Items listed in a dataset

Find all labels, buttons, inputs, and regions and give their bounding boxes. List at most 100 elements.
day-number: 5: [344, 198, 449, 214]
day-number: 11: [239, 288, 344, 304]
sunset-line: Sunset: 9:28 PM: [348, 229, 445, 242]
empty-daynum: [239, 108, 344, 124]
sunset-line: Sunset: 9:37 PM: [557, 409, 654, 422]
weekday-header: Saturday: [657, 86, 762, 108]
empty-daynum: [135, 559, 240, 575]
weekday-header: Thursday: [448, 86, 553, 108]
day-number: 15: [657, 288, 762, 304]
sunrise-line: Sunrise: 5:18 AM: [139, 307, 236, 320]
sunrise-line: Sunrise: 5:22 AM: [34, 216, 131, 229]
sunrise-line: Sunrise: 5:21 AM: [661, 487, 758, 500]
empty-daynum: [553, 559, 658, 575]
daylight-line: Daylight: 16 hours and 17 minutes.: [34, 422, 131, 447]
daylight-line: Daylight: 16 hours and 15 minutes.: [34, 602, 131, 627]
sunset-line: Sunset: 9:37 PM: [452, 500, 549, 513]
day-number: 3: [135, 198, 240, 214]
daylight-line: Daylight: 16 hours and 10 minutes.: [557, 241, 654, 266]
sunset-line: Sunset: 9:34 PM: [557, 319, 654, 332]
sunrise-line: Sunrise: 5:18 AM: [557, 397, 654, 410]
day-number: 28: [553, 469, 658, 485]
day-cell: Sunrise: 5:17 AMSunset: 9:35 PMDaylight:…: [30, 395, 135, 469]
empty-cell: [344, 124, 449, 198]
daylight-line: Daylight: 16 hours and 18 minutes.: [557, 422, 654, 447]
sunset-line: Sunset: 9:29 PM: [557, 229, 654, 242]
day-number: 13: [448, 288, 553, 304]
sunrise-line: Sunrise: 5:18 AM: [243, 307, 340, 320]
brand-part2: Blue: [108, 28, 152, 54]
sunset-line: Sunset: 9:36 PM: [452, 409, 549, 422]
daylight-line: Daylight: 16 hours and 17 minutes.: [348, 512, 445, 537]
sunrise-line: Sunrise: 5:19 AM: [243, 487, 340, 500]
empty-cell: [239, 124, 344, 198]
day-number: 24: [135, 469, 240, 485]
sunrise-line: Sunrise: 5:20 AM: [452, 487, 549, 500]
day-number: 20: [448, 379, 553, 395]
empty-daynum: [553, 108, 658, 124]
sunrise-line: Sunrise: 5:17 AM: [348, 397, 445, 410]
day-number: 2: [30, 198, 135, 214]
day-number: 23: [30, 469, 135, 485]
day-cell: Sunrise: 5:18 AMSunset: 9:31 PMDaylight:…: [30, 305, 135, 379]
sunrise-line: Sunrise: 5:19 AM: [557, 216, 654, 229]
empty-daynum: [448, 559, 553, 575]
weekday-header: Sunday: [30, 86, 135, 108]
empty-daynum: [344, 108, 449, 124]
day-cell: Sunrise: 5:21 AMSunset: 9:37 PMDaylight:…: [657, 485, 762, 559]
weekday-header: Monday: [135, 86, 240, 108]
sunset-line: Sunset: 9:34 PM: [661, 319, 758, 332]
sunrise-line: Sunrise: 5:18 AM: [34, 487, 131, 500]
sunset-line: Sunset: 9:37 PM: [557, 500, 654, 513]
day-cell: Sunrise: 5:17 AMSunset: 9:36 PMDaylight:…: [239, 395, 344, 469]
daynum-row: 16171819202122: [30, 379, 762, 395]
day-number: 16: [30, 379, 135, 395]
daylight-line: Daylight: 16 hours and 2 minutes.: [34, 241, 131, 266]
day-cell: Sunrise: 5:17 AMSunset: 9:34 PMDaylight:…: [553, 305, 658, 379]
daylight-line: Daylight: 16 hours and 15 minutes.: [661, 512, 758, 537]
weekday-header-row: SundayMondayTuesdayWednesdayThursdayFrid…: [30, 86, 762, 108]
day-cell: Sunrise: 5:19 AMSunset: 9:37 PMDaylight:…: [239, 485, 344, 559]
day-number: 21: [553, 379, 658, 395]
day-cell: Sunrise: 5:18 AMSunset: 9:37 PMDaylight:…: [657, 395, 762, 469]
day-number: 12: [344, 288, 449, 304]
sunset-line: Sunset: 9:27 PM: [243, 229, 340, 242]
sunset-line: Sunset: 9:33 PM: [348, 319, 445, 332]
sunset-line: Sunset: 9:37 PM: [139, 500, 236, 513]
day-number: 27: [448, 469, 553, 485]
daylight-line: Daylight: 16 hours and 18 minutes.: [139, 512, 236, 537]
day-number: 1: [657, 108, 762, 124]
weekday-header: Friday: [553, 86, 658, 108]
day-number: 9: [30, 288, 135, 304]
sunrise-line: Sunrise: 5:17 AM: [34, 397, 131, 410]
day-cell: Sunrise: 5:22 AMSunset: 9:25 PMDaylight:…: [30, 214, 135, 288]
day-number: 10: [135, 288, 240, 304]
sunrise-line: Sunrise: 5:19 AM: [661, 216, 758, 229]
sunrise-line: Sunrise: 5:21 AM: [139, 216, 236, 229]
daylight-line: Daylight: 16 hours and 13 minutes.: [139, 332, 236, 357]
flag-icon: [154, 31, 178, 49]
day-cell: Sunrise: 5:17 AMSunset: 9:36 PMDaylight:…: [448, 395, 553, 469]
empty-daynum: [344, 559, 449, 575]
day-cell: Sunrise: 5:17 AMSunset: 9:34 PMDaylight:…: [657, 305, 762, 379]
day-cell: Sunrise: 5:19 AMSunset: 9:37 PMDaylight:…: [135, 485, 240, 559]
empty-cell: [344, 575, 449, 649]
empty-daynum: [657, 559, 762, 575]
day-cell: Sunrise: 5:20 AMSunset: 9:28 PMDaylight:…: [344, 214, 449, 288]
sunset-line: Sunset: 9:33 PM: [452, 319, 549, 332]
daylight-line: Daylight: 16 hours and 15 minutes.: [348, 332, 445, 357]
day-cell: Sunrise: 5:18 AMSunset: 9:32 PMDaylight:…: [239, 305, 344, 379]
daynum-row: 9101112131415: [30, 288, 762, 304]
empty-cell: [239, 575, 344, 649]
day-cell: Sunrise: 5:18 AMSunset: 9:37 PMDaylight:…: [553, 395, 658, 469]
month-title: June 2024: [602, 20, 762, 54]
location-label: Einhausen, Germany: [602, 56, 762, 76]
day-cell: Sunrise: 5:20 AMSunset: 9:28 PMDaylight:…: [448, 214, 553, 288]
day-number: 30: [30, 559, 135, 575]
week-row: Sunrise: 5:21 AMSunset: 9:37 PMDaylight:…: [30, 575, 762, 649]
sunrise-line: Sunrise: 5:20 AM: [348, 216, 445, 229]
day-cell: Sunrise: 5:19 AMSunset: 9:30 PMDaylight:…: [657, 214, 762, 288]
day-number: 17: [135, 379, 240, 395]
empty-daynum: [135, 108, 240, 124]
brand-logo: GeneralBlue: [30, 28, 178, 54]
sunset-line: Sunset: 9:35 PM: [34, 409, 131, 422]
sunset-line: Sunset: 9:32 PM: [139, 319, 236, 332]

--

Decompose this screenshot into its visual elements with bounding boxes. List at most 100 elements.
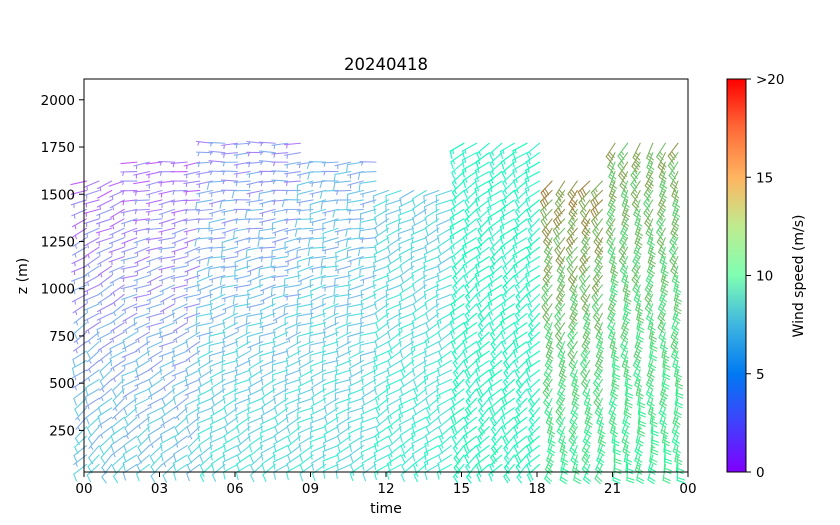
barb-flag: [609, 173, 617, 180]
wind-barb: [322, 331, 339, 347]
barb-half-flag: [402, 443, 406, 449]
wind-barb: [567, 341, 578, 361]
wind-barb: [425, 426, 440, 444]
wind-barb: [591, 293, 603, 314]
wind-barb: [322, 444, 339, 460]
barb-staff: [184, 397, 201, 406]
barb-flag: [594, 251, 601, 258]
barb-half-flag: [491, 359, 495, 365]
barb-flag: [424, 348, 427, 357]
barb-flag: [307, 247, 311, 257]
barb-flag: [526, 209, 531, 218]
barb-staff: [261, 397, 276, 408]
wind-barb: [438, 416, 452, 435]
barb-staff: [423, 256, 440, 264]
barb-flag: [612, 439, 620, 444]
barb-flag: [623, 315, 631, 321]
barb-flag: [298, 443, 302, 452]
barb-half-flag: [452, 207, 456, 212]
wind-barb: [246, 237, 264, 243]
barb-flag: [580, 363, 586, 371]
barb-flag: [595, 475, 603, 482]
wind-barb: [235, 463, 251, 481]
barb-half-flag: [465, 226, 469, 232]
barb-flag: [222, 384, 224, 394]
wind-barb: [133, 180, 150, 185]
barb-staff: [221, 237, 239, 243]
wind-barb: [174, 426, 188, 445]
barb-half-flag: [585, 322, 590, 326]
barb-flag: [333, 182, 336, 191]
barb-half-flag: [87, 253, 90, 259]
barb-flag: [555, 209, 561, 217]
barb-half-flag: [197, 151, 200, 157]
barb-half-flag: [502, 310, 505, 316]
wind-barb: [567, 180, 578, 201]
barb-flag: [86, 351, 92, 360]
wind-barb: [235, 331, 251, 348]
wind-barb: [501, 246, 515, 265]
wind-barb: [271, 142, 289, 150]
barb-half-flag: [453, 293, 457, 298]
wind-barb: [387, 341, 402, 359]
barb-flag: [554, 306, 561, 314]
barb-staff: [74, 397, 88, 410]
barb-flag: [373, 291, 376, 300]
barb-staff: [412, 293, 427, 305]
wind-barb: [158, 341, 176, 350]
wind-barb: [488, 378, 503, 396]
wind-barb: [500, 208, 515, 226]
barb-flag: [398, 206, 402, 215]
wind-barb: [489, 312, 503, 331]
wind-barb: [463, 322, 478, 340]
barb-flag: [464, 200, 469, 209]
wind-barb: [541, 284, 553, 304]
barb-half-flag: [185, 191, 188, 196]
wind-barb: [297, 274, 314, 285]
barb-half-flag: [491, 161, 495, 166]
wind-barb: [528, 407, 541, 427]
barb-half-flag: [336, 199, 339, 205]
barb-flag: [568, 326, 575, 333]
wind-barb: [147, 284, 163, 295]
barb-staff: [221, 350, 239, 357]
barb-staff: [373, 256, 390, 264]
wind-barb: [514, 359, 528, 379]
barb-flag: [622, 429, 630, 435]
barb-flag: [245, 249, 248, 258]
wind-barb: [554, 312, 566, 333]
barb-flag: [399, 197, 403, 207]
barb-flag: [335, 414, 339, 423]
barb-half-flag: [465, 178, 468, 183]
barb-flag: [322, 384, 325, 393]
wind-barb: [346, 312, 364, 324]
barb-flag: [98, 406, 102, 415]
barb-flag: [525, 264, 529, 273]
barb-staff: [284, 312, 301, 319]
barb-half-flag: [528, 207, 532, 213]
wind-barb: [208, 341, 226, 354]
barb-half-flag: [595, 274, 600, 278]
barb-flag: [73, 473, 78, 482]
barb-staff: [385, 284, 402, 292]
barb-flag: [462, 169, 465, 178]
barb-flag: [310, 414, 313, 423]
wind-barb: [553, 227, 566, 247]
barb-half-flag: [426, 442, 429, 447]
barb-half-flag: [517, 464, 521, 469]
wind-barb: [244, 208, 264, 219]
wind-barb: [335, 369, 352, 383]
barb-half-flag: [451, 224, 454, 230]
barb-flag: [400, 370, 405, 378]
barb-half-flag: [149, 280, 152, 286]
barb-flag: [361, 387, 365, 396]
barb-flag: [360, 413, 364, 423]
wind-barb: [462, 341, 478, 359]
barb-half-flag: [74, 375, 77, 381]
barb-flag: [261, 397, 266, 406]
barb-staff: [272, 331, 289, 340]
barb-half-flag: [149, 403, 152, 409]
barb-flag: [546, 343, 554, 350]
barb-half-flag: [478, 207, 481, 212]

TASK STATEMENT: Format the rows beginning with the one containing "barb-flag: [609, 173, 617, 180]" and ending with the one containing "barb-flag: [298, 443, 302, 452]" as a numbered list, including both of those rows and leaving out any blank lines.

ANSWER IN FULL:
1. barb-flag: [609, 173, 617, 180]
2. wind-barb: [322, 331, 339, 347]
3. barb-half-flag: [402, 443, 406, 449]
4. wind-barb: [567, 341, 578, 361]
5. wind-barb: [425, 426, 440, 444]
6. wind-barb: [591, 293, 603, 314]
7. wind-barb: [322, 444, 339, 460]
8. barb-staff: [184, 397, 201, 406]
9. barb-flag: [594, 251, 601, 258]
10. barb-half-flag: [491, 359, 495, 365]
11. barb-flag: [424, 348, 427, 357]
12. barb-flag: [307, 247, 311, 257]
13. barb-flag: [526, 209, 531, 218]
14. barb-staff: [261, 397, 276, 408]
15. wind-barb: [438, 416, 452, 435]
16. barb-staff: [423, 256, 440, 264]
17. barb-flag: [612, 439, 620, 444]
18. barb-flag: [623, 315, 631, 321]
19. barb-flag: [298, 443, 302, 452]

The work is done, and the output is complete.